> [The task]: Provide the count of lines below where "mmHg" occurs, with no other output.

> [Entries of transcribed document text]:
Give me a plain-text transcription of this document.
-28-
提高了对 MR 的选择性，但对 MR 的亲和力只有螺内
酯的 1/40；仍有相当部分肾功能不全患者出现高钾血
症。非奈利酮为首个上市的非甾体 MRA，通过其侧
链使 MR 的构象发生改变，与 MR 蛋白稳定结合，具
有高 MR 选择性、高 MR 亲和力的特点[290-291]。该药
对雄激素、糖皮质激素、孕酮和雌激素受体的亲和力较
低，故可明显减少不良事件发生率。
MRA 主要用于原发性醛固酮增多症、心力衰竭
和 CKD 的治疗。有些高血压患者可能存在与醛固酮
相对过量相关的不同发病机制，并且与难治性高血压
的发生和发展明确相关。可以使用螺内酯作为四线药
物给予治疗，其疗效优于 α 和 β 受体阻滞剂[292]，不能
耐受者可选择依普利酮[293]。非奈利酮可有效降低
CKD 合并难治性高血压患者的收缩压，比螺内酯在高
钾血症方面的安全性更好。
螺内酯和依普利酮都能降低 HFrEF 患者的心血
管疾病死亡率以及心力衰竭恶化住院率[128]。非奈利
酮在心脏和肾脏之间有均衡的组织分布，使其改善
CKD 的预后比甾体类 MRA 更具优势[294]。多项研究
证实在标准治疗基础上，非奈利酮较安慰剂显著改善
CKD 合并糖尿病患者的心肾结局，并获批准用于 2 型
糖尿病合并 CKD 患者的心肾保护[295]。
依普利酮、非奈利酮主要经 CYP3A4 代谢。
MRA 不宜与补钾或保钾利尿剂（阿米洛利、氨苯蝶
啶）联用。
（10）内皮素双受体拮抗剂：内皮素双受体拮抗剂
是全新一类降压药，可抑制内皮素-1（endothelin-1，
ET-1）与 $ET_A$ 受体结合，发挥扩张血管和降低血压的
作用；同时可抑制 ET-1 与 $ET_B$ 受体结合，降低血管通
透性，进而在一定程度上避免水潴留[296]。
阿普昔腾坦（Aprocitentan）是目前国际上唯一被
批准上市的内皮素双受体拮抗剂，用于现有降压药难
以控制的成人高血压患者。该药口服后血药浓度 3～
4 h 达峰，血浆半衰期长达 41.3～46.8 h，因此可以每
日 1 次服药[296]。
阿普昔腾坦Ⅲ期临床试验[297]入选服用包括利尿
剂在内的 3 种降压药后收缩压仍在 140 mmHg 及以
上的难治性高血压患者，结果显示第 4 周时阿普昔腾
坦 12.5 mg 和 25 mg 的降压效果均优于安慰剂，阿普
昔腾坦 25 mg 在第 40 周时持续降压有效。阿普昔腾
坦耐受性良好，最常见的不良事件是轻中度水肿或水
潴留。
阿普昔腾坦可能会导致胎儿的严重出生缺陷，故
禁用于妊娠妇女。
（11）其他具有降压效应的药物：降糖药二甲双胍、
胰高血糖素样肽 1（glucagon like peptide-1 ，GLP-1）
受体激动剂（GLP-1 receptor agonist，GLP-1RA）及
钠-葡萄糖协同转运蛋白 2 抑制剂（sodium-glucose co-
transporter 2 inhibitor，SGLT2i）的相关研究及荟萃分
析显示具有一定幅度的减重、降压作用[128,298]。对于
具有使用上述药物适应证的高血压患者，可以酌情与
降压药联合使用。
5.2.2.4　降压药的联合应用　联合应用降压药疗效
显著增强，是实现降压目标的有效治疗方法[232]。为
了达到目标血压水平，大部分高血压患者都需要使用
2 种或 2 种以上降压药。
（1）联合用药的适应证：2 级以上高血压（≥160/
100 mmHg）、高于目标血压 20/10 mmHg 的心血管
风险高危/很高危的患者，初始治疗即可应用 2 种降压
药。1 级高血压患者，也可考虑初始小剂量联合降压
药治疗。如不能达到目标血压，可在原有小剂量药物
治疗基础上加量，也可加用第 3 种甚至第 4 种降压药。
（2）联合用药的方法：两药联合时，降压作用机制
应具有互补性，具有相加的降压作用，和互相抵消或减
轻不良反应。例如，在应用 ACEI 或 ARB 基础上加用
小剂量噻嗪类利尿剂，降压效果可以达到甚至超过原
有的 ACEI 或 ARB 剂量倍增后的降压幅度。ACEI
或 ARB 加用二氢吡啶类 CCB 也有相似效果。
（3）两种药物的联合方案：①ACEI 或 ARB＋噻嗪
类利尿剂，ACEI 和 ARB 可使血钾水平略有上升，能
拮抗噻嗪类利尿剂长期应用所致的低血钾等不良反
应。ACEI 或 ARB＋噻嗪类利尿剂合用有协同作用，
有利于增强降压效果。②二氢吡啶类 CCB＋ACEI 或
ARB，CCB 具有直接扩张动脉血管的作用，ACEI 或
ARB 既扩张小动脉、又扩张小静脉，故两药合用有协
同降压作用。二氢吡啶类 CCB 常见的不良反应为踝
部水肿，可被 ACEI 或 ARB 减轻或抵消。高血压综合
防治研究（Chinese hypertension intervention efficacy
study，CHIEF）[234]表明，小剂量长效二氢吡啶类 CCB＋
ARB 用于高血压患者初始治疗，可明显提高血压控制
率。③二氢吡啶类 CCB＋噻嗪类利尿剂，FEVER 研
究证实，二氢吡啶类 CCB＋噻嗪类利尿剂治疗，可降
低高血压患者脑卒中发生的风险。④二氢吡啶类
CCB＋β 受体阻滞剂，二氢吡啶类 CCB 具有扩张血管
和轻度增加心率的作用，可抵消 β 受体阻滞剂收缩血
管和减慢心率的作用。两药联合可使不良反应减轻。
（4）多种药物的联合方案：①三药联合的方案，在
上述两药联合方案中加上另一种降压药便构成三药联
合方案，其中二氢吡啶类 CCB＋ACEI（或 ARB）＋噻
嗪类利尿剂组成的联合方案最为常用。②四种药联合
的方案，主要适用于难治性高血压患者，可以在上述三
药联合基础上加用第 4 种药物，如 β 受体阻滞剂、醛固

> [Reply to the task]: 2